O mimo que ele não trouxe

Romero Britto


Professora

Depois de ouvir a lamentação de uma amiga, fiquei pensando se os anos de convívio levam os homens a se esquecerem de certas delicadezas. Ao que parece, todos, na fase da conquista, se preocupam em cuidar dos detalhes e agradar a sua futura ‘presa’. Até os mais toscos conseguem dar um trato na sensibilidade. Flores, ligações constantes, presentinhos. Mas parece que o longo tempo dividindo o mesmo teto, esmaga qualquer possibilidade de gentileza. Melhor, anula qualquer indício de demonstração de afeto. Calma! Não generalizo para não ser injusta com os eternos apaixonados...
Bom, o fato é que essa minha amiga já tem quase 10 anos de casada e espera, ardentemente, que o toque romântico não se perca. (Acho que ela e toda a torcida feminina!). Evidentemente não se espera que o camarada se declare em cem sonetos de amor feito Neruda a sua Matilde. Mas se o cara não sabe lidar com as palavras, pois que seja construtor de ações poéticas materializadas em mimos; gestos. Pois bem, o motivo que me levou a construir esta crônica foi a carinha de decepção que Ela fez depois de receber o maridão que havia ficado longe de casa por cinco dias. O criatura precisou viajar para outro estado por motivo de trabalho. Uma dessas conferências que incrementam a lavagem cerebral. Como qualquer esposa que espera ansiosa o retorno do companheiro, conjecturou que, devido ao período em que ficariam distantes, ele lhe traria no mínimo um mimo ou um suvenir. Que nada! Após tê-lo recebido com um beijo apaixonado, estendeu o braço para acolher uma sacolinha amarela que vinha em sua direção... ‘Êpa, esta embalagem me é muito familiar’. Não, não estava delirando. Era uma lembrancinha que a empresa do moço havia distribuído com os funcionários. Pior, dentro tinha um bolinho com recheio de doce de leite. Poderia ser um deleite se não fosse decepcionante.

→ **DADOS FORNECIDOS**:
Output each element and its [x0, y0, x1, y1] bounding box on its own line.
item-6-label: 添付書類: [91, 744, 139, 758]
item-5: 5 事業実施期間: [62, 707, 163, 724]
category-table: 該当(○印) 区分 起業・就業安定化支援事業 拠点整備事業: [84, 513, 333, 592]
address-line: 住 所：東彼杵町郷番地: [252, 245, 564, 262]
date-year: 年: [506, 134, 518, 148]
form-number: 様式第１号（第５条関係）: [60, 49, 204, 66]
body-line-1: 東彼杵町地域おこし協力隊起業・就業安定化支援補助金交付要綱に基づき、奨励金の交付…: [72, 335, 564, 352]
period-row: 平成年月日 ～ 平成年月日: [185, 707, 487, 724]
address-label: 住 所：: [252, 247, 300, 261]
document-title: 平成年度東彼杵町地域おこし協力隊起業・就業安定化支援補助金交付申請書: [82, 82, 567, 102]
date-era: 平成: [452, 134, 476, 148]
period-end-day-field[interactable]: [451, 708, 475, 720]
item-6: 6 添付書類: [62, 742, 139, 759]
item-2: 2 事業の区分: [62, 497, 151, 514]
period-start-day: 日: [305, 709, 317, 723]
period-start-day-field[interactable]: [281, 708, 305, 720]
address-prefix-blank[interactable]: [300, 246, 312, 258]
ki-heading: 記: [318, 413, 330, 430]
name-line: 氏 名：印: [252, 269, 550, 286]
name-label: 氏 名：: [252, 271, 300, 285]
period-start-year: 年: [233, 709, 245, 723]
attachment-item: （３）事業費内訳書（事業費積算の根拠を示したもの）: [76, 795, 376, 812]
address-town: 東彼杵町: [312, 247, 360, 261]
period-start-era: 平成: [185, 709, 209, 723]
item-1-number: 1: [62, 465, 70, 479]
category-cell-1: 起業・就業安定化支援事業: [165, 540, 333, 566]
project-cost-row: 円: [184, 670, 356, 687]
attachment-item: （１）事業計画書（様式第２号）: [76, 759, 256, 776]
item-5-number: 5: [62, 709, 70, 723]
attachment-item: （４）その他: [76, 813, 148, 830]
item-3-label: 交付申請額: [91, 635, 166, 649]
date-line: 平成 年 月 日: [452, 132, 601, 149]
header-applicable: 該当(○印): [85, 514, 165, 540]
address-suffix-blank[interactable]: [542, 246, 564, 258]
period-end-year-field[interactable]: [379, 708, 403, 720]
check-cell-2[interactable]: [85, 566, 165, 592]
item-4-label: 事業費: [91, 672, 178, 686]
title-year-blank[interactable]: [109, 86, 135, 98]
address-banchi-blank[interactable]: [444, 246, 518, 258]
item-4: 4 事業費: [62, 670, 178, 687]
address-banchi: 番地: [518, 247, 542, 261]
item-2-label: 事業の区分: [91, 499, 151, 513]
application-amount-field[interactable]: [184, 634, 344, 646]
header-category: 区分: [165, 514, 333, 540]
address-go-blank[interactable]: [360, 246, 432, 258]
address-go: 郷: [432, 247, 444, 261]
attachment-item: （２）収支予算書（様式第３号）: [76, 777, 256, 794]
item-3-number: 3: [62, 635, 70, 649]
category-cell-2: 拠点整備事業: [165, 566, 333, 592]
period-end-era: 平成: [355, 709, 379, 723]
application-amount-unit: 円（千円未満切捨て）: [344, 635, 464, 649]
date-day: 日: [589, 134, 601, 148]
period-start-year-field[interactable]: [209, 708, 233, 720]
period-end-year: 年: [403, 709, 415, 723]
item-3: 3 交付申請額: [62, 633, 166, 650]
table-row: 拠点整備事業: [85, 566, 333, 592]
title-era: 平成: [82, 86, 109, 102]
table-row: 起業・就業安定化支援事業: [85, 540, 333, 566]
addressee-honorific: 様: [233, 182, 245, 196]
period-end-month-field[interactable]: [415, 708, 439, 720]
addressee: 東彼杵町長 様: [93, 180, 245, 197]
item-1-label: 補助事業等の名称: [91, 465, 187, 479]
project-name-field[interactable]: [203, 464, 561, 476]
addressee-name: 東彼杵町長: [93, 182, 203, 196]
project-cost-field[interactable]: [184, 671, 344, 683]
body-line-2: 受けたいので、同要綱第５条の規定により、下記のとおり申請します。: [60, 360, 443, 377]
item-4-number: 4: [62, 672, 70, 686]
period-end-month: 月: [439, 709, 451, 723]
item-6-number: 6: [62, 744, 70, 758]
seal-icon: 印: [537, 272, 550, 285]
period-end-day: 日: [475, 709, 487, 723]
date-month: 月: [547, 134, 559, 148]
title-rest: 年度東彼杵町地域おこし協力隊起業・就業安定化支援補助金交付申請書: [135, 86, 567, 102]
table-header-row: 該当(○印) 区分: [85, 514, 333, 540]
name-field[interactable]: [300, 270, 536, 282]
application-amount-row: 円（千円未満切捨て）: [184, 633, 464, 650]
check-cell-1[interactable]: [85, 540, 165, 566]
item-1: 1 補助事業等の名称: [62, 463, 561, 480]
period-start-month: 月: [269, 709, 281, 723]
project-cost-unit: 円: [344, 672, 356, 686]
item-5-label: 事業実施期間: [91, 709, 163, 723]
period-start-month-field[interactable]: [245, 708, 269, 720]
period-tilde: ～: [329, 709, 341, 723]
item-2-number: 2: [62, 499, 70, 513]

→ **O QUE FAZER**:
1. Passe para o inglês esta frase da crônica: "Até os mais toscos conseguem dar um trato na sensibilidade."
2. Segundo a crônica, por quantos dias o marido ficou longe de casa?
O material é independente da crônica.

→ **RESPOSTAS**:
1. Even the roughest ones manage to polish up their sensitivity.

2. Cinco dias.